While we are definitely not seeing anything in the realm of 100 times speedups, I think we are still well in the land of ‘stopping doing dumb things’ when it comes to performance.
Over the course of the weekend, I did the following:
- Added an early out to culling when we are given a frustum which will definitely cull all assets
- Changed all Spaghet managers to share the ‘globals’ data for scripts. This meant we only had to update one.
- Noticed that zones checked every frame to see if they had missing assets that had finished loading. The zones now register for updates and unregister once all are loaded.
- Learned that calling GetNativeBufferPtr causes a synchronization with the rendering thread and that we should cache it instead.
- Refactored a bunch of update logic zones push data into collections for use in the next frame rather than scanning the zones to collect it
- Started using culling info to avoid uploading data for dynamic lights.
And other little things.
The result is that I was able to get a 50% improvement in framerate in my test on the monster board.
Please note: This does not mean 50% improvement in all boards. This is a result of a single test.
The speedups are probably more noticeable in large boards. However, even small improvements in smaller boards are worth it.
Since our announcement that we would support macOS and Linux, I’ve been trying to get info from Steam regarding how best to ship with Proton.
For context, and as itsfoss explains, on Linux, you can choose to enable SteamPlay for ‘supported titles’ or ‘all other titles’.
We inquired about two things:
- How to be a supported title
- Whether we could pin a particular proton version as default so we could test against a known software
There has been a lot of back and forth over the last month, but I think we have the info now.
As to the version pinning question, the answer was no.
As to the first question, we got this feedback from support:
No problem, Chris! It’s a confusing piece slightly because of past history.

============

AIM
Transcribe the development update on performance and Proton support in full, word for word. The data that follows is not needed for this work.

============

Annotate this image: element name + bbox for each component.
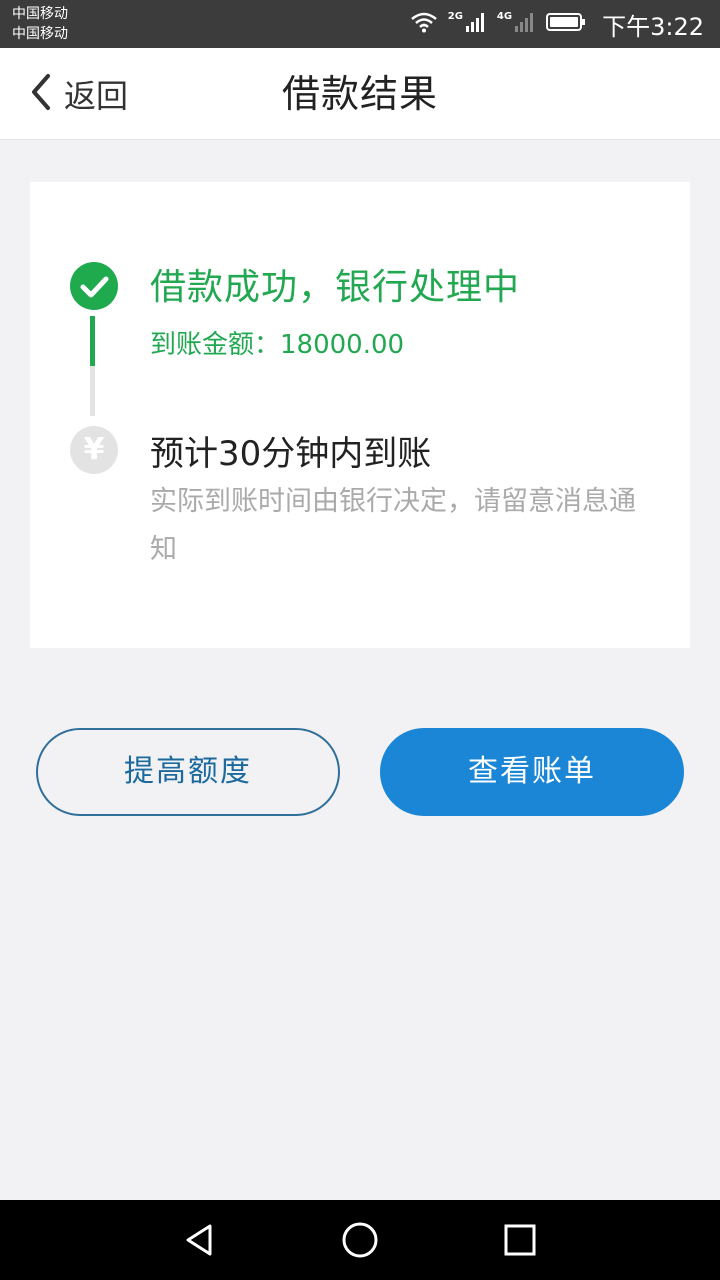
signal-icon	[465, 11, 487, 37]
view-bill-button[interactable]: 查看账单	[380, 728, 684, 816]
wifi-icon	[410, 11, 438, 37]
progress-line-pending	[90, 366, 95, 416]
success-title: 借款成功，银行处理中	[150, 267, 521, 308]
nav-bar: 借款结果 返回	[0, 48, 720, 140]
pending-description: 实际到账时间由银行决定，请留意消息通知	[150, 486, 636, 565]
network-type-label: 2G	[447, 10, 463, 22]
arrival-amount: 到账金额：18000.00	[150, 330, 405, 360]
checkmark-icon	[70, 262, 118, 310]
network-type-label: 4G	[496, 10, 513, 22]
clock: 下午3:22	[602, 12, 704, 41]
battery-icon	[546, 11, 586, 37]
signal-icon	[514, 11, 536, 37]
status-icons: 2G 4G 下午3:22	[410, 0, 704, 48]
back-label: 返回	[64, 77, 129, 115]
result-card: ¥ 借款成功，银行处理中 到账金额：18000.00 预计30分钟内到账 实际到…	[30, 182, 690, 648]
back-chevron-icon	[28, 72, 54, 116]
back-triangle-icon[interactable]	[176, 1216, 224, 1264]
system-nav-bar	[0, 1200, 720, 1280]
pending-title: 预计30分钟内到账	[150, 434, 432, 474]
carrier-name: 中国移动	[12, 26, 68, 42]
carrier-name: 中国移动	[12, 6, 68, 22]
yen-icon: ¥	[70, 426, 118, 474]
progress-line-done	[90, 316, 95, 366]
carrier-list: 中国移动 中国移动	[12, 4, 68, 44]
status-bar: 中国移动 中国移动 2G 4G 下午3:22	[0, 0, 720, 48]
home-circle-icon[interactable]	[336, 1216, 384, 1264]
recents-square-icon[interactable]	[496, 1216, 544, 1264]
back-button[interactable]: 返回	[28, 70, 128, 118]
raise-limit-button[interactable]: 提高额度	[36, 728, 340, 816]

============

COMPLETE OUTPUT
While we are definitely not seeing anything in the realm of 100 times speedups, I think we are still well in the land of ‘stopping doing dumb things’ when it comes to performance.
Over the course of the weekend, I did the following:
- Added an early out to culling when we are given a frustum which will definitely cull all assets
- Changed all Spaghet managers to share the ‘globals’ data for scripts. This meant we only had to update one.
- Noticed that zones checked every frame to see if they had missing assets that had finished loading. The zones now register for updates and unregister once all are loaded.
- Learned that calling GetNativeBufferPtr causes a synchronization with the rendering thread and that we should cache it instead.
- Refactored a bunch of update logic zones push data into collections for use in the next frame rather than scanning the zones to collect it
- Started using culling info to avoid uploading data for dynamic lights.
And other little things.
The result is that I was able to get a 50% improvement in framerate in my test on the monster board.
Please note: This does not mean 50% improvement in all boards. This is a result of a single test.
The speedups are probably more noticeable in large boards. However, even small improvements in smaller boards are worth it.
Since our announcement that we would support macOS and Linux, I’ve been trying to get info from Steam regarding how best to ship with Proton.
For context, and as itsfoss explains, on Linux, you can choose to enable SteamPlay for ‘supported titles’ or ‘all other titles’.
We inquired about two things:
- How to be a supported title
- Whether we could pin a particular proton version as default so we could test against a known software
There has been a lot of back and forth over the last month, but I think we have the info now.
As to the version pinning question, the answer was no.
As to the first question, we got this feedback from support:
No problem, Chris! It’s a confusing piece slightly because of past history.